### Stated task:
Write out each entry again. Keep every word exactly as it is.

## Start Data shown

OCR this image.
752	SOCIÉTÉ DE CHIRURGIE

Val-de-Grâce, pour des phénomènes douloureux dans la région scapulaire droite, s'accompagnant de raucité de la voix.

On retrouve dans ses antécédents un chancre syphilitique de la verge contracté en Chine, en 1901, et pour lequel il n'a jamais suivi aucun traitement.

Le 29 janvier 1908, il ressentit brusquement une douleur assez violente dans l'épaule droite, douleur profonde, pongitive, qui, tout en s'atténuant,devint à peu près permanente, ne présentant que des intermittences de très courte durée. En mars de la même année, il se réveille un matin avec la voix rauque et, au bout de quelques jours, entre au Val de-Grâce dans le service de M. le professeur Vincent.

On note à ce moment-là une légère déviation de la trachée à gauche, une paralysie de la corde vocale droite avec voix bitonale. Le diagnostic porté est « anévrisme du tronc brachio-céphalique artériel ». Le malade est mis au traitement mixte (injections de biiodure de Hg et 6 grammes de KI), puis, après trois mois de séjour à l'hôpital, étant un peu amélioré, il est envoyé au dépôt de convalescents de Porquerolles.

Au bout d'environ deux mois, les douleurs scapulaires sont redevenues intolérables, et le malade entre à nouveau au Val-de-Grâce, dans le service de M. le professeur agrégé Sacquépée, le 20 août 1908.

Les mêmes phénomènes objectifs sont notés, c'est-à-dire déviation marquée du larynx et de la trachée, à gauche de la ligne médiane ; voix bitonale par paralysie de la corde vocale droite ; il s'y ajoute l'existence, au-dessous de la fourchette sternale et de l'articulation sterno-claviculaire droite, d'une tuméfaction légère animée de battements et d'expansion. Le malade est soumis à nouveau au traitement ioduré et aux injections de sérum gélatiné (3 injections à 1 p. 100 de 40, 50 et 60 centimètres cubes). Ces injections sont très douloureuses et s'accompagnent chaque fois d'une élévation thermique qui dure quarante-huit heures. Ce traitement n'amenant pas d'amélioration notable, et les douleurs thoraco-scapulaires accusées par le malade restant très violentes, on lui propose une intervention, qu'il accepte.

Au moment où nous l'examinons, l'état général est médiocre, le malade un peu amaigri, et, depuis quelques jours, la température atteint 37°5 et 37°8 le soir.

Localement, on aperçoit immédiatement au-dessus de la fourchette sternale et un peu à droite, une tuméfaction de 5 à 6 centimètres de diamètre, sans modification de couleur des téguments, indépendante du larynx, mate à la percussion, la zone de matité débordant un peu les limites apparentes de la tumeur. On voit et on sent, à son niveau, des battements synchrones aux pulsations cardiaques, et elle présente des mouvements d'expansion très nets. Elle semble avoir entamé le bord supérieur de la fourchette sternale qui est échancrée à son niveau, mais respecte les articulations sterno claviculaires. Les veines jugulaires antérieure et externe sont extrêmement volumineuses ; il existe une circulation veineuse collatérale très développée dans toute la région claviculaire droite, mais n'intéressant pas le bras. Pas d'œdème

## End Data shown

### Answer to this problem:
OCR this image.
752	SOCIÉTÉ DE CHIRURGIE

Val-de-Grâce, pour des phénomènes douloureux dans la région scapulaire droite, s'accompagnant de raucité de la voix.

On retrouve dans ses antécédents un chancre syphilitique de la verge contracté en Chine, en 1901, et pour lequel il n'a jamais suivi aucun traitement.

Le 29 janvier 1908, il ressentit brusquement une douleur assez violente dans l'épaule droite, douleur profonde, pongitive, qui, tout en s'atténuant,devint à peu près permanente, ne présentant que des intermittences de très courte durée. En mars de la même année, il se réveille un matin avec la voix rauque et, au bout de quelques jours, entre au Val de-Grâce dans le service de M. le professeur Vincent.

On note à ce moment-là une légère déviation de la trachée à gauche, une paralysie de la corde vocale droite avec voix bitonale. Le diagnostic porté est « anévrisme du tronc brachio-céphalique artériel ». Le malade est mis au traitement mixte (injections de biiodure de Hg et 6 grammes de KI), puis, après trois mois de séjour à l'hôpital, étant un peu amélioré, il est envoyé au dépôt de convalescents de Porquerolles.

Au bout d'environ deux mois, les douleurs scapulaires sont redevenues intolérables, et le malade entre à nouveau au Val-de-Grâce, dans le service de M. le professeur agrégé Sacquépée, le 20 août 1908.

Les mêmes phénomènes objectifs sont notés, c'est-à-dire déviation marquée du larynx et de la trachée, à gauche de la ligne médiane ; voix bitonale par paralysie de la corde vocale droite ; il s'y ajoute l'existence, au-dessous de la fourchette sternale et de l'articulation sterno-claviculaire droite, d'une tuméfaction légère animée de battements et d'expansion. Le malade est soumis à nouveau au traitement ioduré et aux injections de sérum gélatiné (3 injections à 1 p. 100 de 40, 50 et 60 centimètres cubes). Ces injections sont très douloureuses et s'accompagnent chaque fois d'une élévation thermique qui dure quarante-huit heures. Ce traitement n'amenant pas d'amélioration notable, et les douleurs thoraco-scapulaires accusées par le malade restant très violentes, on lui propose une intervention, qu'il accepte.

Au moment où nous l'examinons, l'état général est médiocre, le malade un peu amaigri, et, depuis quelques jours, la température atteint 37°5 et 37°8 le soir.

Localement, on aperçoit immédiatement au-dessus de la fourchette sternale et un peu à droite, une tuméfaction de 5 à 6 centimètres de diamètre, sans modification de couleur des téguments, indépendante du larynx, mate à la percussion, la zone de matité débordant un peu les limites apparentes de la tumeur. On voit et on sent, à son niveau, des battements synchrones aux pulsations cardiaques, et elle présente des mouvements d'expansion très nets. Elle semble avoir entamé le bord supérieur de la fourchette sternale qui est échancrée à son niveau, mais respecte les articulations sterno claviculaires. Les veines jugulaires antérieure et externe sont extrêmement volumineuses ; il existe une circulation veineuse collatérale très développée dans toute la région claviculaire droite, mais n'intéressant pas le bras. Pas d'œdème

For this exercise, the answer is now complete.